— start —

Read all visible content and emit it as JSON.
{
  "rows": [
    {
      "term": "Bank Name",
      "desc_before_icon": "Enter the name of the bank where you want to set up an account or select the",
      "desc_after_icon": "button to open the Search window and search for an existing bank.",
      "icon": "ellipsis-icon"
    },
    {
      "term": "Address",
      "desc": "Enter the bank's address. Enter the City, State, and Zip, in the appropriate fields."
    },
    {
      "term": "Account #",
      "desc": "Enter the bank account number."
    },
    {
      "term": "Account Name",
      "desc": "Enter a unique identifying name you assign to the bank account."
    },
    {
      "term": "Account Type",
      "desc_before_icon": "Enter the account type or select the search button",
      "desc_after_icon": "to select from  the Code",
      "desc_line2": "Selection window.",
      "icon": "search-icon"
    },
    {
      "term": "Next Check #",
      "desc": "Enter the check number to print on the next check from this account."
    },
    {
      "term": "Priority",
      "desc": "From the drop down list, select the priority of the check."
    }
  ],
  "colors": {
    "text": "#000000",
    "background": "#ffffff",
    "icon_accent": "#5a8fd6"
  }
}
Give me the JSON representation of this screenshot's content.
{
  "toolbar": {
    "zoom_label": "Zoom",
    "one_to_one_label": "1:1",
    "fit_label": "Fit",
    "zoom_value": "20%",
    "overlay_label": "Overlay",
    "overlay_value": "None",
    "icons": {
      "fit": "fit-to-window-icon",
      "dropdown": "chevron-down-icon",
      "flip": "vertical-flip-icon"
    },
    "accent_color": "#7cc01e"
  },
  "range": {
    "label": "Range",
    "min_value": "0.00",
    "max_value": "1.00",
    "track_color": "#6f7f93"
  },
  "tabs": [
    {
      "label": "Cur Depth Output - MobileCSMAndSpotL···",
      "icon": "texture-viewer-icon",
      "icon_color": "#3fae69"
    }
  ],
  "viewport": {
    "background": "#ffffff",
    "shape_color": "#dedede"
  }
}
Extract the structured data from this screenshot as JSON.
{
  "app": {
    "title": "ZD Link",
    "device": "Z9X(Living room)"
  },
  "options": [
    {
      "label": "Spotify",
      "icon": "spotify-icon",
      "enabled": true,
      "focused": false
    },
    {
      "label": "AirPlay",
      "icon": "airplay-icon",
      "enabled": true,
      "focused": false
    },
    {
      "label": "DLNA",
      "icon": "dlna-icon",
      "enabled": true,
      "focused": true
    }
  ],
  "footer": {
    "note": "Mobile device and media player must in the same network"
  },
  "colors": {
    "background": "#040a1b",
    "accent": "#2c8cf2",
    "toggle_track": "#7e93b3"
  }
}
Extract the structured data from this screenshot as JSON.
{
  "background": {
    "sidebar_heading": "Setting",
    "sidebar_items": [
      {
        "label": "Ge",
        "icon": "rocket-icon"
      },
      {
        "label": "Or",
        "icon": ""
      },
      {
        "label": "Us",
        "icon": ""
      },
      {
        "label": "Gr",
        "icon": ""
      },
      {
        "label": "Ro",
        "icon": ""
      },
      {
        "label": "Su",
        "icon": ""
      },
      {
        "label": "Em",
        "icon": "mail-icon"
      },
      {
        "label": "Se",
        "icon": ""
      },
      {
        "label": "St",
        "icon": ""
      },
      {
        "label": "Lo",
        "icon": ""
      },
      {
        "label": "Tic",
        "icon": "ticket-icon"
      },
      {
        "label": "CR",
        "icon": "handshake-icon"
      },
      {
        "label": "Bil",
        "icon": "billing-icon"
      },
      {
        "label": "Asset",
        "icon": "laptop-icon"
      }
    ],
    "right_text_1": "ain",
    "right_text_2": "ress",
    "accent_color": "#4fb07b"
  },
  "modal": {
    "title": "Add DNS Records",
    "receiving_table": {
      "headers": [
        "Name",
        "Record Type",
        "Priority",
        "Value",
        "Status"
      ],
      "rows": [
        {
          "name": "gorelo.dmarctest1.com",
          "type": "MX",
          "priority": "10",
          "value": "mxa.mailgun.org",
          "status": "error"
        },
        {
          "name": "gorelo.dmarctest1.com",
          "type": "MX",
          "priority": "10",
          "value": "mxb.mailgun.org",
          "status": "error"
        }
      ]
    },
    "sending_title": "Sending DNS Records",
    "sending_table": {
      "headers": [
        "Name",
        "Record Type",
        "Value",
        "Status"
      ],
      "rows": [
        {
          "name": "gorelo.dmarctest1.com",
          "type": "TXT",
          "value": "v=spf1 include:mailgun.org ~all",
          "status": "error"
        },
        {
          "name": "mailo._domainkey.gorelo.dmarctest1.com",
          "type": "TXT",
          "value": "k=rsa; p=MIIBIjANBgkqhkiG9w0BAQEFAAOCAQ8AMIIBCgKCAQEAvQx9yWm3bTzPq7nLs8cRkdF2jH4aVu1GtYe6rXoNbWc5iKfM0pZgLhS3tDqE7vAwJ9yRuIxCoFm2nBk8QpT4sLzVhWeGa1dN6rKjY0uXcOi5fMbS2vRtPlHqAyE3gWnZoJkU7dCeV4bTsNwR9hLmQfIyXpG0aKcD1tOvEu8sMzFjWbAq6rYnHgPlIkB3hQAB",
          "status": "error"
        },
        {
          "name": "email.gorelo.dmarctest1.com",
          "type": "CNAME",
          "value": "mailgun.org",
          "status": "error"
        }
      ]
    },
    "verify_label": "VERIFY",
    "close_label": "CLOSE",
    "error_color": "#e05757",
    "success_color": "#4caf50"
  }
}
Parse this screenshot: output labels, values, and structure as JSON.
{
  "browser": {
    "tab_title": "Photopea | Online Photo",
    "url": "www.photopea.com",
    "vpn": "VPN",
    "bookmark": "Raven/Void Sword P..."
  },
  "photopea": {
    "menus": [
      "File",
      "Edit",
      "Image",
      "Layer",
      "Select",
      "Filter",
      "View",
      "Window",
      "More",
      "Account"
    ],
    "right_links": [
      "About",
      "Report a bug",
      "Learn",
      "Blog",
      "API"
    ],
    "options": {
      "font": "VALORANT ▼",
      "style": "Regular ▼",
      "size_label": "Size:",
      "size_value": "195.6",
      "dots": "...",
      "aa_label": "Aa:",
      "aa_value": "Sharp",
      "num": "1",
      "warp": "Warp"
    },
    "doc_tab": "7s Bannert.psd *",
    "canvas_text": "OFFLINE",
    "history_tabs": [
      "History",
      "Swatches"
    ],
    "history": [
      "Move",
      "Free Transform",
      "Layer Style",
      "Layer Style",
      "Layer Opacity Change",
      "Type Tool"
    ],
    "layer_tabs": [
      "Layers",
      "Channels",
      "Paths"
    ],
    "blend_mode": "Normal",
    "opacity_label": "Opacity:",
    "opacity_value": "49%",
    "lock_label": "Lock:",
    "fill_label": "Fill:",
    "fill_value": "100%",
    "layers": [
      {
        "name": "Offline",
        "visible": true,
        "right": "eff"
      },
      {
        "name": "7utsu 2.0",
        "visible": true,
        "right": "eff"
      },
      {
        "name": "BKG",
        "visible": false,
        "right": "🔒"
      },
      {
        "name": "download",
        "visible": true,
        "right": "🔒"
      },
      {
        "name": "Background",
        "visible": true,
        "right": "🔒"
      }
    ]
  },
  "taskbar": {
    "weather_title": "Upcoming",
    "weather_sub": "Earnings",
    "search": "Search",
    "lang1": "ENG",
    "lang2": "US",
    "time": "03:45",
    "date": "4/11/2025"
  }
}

— end —

Task:
Copy out every line with the word "mailgun".

Exercise solution:
          "value": "mxa.mailgun.org",
          "value": "mxb.mailgun.org",
          "value": "v=spf1 include:mailgun.org ~all",
          "value": "mailgun.org",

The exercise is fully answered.